_INSTRUCTIONS FOR THE TASK_
Check each line of the listing below for the string "arrow", and give only how many lines hold it.

_THE DATA_

:::

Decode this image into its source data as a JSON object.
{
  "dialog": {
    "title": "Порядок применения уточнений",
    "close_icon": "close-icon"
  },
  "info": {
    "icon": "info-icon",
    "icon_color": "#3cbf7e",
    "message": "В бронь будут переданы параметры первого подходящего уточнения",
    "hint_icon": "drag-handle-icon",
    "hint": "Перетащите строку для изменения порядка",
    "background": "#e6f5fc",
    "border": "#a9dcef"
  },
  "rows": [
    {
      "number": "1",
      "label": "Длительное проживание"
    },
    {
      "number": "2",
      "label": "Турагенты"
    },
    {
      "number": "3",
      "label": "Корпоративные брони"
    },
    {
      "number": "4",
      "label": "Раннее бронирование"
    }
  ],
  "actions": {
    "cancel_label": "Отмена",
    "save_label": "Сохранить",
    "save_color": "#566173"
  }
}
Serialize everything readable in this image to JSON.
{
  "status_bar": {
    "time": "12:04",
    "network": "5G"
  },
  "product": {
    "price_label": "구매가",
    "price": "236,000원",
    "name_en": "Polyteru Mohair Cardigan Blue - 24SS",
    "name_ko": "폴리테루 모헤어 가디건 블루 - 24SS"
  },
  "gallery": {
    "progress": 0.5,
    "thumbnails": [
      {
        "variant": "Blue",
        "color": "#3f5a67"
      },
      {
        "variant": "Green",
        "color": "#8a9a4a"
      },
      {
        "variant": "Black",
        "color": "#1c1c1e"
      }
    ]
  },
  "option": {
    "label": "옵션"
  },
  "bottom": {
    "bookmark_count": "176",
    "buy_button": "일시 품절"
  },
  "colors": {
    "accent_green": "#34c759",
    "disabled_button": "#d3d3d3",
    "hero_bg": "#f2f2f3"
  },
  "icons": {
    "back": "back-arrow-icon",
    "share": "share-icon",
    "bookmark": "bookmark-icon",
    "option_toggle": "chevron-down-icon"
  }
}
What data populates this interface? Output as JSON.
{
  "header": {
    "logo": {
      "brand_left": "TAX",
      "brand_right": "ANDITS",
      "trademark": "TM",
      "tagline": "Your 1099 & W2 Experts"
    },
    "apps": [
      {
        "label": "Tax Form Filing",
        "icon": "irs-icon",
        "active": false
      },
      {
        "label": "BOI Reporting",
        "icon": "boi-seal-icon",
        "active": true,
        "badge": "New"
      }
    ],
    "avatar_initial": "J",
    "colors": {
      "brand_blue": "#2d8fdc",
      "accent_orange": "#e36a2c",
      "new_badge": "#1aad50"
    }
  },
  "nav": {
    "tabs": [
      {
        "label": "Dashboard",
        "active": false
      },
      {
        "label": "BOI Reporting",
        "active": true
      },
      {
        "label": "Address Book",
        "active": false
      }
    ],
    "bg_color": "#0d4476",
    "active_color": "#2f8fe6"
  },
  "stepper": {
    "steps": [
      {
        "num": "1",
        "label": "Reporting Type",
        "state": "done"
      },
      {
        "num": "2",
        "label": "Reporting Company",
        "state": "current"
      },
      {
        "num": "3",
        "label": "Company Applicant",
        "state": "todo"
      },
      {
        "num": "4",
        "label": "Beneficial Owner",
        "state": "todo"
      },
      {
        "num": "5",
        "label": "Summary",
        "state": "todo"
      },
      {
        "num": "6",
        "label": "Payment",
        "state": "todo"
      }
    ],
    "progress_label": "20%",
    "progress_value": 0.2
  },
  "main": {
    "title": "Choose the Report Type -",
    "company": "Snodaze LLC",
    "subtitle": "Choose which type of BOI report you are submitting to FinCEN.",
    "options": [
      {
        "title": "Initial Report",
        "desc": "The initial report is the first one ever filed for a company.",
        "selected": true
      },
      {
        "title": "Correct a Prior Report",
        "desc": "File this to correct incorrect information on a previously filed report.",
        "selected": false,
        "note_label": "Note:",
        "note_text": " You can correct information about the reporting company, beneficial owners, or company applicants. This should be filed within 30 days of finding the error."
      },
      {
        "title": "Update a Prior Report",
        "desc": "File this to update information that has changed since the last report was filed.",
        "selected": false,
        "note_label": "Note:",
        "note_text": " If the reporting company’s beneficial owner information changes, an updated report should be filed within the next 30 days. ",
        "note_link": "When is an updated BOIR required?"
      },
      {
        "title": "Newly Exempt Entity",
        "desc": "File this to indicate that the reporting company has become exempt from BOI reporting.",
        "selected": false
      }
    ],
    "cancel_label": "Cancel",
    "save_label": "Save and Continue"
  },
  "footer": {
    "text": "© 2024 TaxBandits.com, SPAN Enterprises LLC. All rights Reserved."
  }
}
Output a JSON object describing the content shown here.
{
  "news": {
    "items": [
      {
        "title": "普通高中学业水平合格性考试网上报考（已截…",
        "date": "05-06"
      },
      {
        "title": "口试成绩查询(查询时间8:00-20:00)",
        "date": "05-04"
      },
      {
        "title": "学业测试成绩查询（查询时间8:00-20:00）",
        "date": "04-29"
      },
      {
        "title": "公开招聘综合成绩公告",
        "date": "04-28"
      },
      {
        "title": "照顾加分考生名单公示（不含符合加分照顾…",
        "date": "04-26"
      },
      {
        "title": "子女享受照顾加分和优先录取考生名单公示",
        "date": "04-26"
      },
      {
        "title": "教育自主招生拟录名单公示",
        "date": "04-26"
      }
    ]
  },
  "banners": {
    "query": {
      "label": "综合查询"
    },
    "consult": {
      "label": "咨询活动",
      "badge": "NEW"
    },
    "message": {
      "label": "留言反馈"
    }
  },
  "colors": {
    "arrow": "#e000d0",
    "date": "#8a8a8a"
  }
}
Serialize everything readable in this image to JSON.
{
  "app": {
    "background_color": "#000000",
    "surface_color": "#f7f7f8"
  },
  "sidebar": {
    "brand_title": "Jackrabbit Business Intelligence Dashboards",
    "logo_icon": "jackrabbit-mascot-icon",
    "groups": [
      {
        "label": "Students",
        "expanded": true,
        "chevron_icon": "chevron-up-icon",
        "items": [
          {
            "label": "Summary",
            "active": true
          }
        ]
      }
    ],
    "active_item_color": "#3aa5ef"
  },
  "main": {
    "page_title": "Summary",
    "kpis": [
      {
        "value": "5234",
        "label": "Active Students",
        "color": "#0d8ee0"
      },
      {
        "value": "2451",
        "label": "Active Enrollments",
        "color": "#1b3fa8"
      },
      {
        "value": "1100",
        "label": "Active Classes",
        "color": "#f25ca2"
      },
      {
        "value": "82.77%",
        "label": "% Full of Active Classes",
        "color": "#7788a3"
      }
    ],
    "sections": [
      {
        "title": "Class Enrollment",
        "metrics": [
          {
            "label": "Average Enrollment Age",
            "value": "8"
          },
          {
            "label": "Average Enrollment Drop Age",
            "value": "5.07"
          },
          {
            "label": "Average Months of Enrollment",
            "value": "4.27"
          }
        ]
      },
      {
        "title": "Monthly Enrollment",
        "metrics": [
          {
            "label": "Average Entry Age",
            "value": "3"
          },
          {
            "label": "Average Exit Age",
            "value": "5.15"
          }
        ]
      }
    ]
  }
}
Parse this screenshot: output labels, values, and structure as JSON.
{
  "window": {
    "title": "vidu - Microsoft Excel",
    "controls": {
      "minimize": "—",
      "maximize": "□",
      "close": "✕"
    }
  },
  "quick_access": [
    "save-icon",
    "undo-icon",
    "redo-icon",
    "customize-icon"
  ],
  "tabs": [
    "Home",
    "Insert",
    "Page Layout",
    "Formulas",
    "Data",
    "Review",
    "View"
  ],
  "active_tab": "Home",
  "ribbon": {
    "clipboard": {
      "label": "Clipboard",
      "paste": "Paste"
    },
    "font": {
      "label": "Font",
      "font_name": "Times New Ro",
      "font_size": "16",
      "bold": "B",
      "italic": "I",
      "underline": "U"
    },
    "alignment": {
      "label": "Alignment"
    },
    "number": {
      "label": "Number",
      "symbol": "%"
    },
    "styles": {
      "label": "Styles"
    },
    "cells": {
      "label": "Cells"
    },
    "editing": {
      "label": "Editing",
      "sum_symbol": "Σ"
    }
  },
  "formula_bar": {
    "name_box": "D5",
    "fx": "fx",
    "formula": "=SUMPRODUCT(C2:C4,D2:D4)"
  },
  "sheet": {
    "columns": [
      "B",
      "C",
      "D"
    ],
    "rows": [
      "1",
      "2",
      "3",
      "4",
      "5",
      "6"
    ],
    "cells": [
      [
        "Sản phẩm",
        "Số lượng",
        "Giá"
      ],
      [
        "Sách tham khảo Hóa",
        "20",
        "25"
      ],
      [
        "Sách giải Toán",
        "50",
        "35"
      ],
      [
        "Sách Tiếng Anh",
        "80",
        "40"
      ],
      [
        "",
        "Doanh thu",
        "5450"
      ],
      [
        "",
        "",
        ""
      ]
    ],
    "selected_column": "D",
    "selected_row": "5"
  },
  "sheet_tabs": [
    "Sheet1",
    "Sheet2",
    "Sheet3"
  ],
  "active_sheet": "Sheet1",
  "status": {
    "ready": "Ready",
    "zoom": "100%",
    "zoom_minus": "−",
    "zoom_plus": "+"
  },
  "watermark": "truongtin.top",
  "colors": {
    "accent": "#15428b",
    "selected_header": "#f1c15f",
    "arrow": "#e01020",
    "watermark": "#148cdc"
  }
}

:::

_THE COMPLETED TASK_
3